EXTRACT
SEPTA’s new budget challenges

Thanks to recession and toll problems, agency can’t count on subsidies to sustain its capital improvement and repair plan. Pension fund has also taken big hit.

July 17, 2009
By Anthony Campisi
For PlanPhilly

      Even after Harrisburg resolves a budget impasse that threatens to bring Pennsylvania government to a halt, it will still have to deal with an impending crisis in the state’s transportation funding formula.

      If nothing is done, state money devoted to highway maintenance and transportation subsidies will be cut by $400 million starting in the next fiscal year, endangering the budgets of public transit agencies and highway maintenance efforts.

      Act 44, which was passed in July 2007 to guarantee a stable source of funding for highway repairs and transit agencies, relies on funding from bonds drawn against future toll revenue from the Pennsylvania Turnpike and Interstate 80. It was projected to provide an average of $946 million a year for transportation improvement projects.

      However, because the Federal Highway Administration denied Pennsylvania’s request to toll I-80, the funds — projected to be $850 million this year and scheduled to increase by 2.5 percent every year after that — will face drastic cuts.

      And though Rich Kirkpatrick, a spokesman for the Pennsylvania Department of Transportation, said that he was unaware of any plans to resubmit the request to toll I-80 — he said that “the specifics of the Pennsylvania plan just did not fit with federal law” — funding will be cut to only $450 million a year, with $250 million reserved for mass transit agencies and $200 million for highways.

      If this occurs, SEPTA will lose about $110 million a year for its capital budget. But unlike previous funding crises for SEPTA, this time it may be more difficult to rally support behind a solution to replace Act 44 money.

      Other SEPTA crises are focused around the authority’s operating budget. SEPTA, in essence, would protest that it didn’t have enough money to continue operating without either instituting ruinous cutbacks or getting more money from the state.

      That’s precisely the sort of crisis that led to the passage of Act 44 in the first place — without a funding solution, SEPTA would have been forced to essentially begin “the dismantling” of its system, according to a SEPTA spokesman at the time.

      But this time around, because this crisis will hit the capital budget rather than the operating budget, which pays employee salaries and ensures the day-to-day running of the system, SEPTA won’t have to make any drastic service cuts — at least at first.

      Instead, SEPTA will have to abandon much of its capital improvement plans and may have to draw from its operating budget to complete projects for which the authority has already signed contracts, like the delivery of 120 new Silverliner V regional rail cars. This will cause “a little bit of an invisible crisis,” said Richard P. Voith, a senior vice president at Econsult Corp., a public-policy consulting group, and a former vice chairman of the SEPTA board.

      This, in turn, will eventually defeat one of the main purposes of Act 44: to provide a decade’s worth of stable operating funding for SEPTA. Voith, who served on the Transportation Funding and Reform Commission that analyzed transportation funding solutions for Gov. Rendell, estimates that it will cut that 10-year window in half, forcing SEPTA to go back to Harrisburg for more operating funds and returning it to the budgetary instability with which it has been plagued since its founding in 1963.

INFORMATION PROVIDED

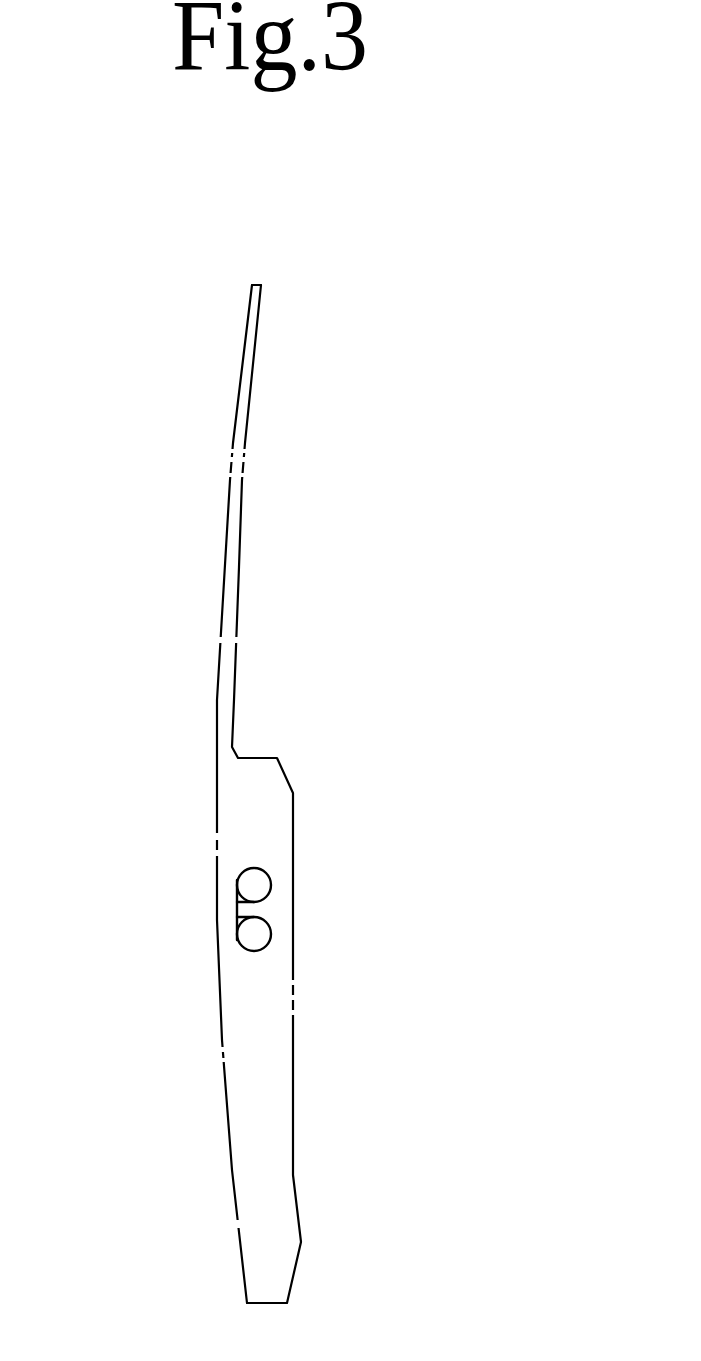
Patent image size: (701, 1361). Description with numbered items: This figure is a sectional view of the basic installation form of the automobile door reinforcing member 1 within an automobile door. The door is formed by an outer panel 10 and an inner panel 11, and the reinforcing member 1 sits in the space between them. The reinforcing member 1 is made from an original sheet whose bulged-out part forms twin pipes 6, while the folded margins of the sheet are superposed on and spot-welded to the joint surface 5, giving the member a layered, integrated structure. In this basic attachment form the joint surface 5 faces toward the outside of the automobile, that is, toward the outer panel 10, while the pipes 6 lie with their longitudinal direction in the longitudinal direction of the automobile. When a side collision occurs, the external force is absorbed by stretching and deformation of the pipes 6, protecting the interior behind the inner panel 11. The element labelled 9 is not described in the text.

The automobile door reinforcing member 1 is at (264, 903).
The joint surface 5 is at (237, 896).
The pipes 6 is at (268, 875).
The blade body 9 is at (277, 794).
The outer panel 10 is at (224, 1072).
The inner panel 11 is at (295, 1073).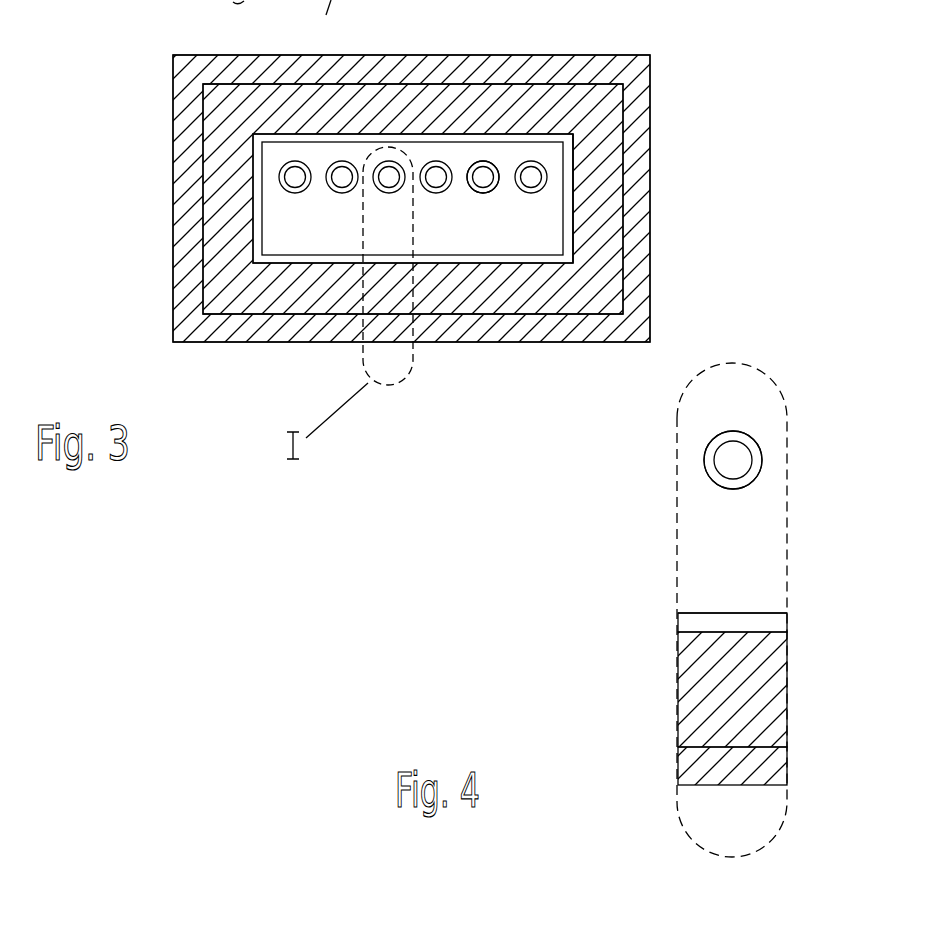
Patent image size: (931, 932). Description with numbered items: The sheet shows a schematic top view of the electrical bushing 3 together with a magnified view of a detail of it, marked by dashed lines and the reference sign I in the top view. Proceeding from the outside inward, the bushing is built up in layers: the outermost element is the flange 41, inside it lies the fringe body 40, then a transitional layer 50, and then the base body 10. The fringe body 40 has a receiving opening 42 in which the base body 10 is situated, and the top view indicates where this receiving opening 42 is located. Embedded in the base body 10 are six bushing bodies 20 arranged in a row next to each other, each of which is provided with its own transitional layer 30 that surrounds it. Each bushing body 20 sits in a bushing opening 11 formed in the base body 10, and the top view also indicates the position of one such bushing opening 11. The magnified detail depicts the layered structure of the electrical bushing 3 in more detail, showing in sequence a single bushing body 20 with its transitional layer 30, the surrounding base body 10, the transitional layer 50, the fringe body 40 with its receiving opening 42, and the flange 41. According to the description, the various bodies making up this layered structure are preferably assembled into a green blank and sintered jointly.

PROBLEM REQUIREMENTS
Continue the article on SEPTA's budget challenges with the paragraphs that would follow its final sentence, not the data.

EXERCISE RESPONSE
      “It takes a toll on the organization” if you have continual crises, Voith said, noting that the private sector was reluctant to invest in smart-growth development policies, like building around SEPTA regional rail lines, because of uncertainty about the quality of future service.

      There’s evidence that the current fiscal uncertainty is already affecting SEPTA’s long-term planning ability. This year’s operating budget lacks a five-year forecast or any indications of how the authority will have to alter its planned projects if funding is cut.

      Additionally, it’s unclear what help the Service Stabilization Fund will have in helping SEPTA recoup its losses.

      Rainy Day Fund has dried up

      The rainy day fund, established by Act 44, is supposed to provide a financial cushion for the authority’s operating budget when state subsidies don’t cover all the year’s costs. SEPTA put $90 million in it in fiscal year 2008, but it currently has no value, according to SEPTA CFO and treasurer Richard Burnfield.

      It’s been drained to cover late payments from the state in last year’s budget and to cover operating expenses until Harrisburg passes the current budget.

      “I’ve got to meet payroll,” he said.

      Like most government agencies, SEPTA’s pension fund has also been hit by the recession. It dropped from $800 million to about $560 million as of last quarter.

      Burnfield said that it will take a “sustained and long-term recovery to get back to where we were,” and that SEPTA has increased the amount of money it sets aside for the pension fund this fiscal year.

      Build support network

      But the future might not be all bad. Feather Houstoun, president of the William Penn Foundation and a former SEPTA CFO, points out that SEPTA has worked hard over the past several years to build relationships with regional organizations that can lend political support in Harrisburg when the time comes to fight for state funding.

      She said that a focus of SEPTA in the early and mid-1990s, when she was at the authority, was to convince organizations like the Philadelphia Chamber of Commerce and the Center City District of its value for regional economic development.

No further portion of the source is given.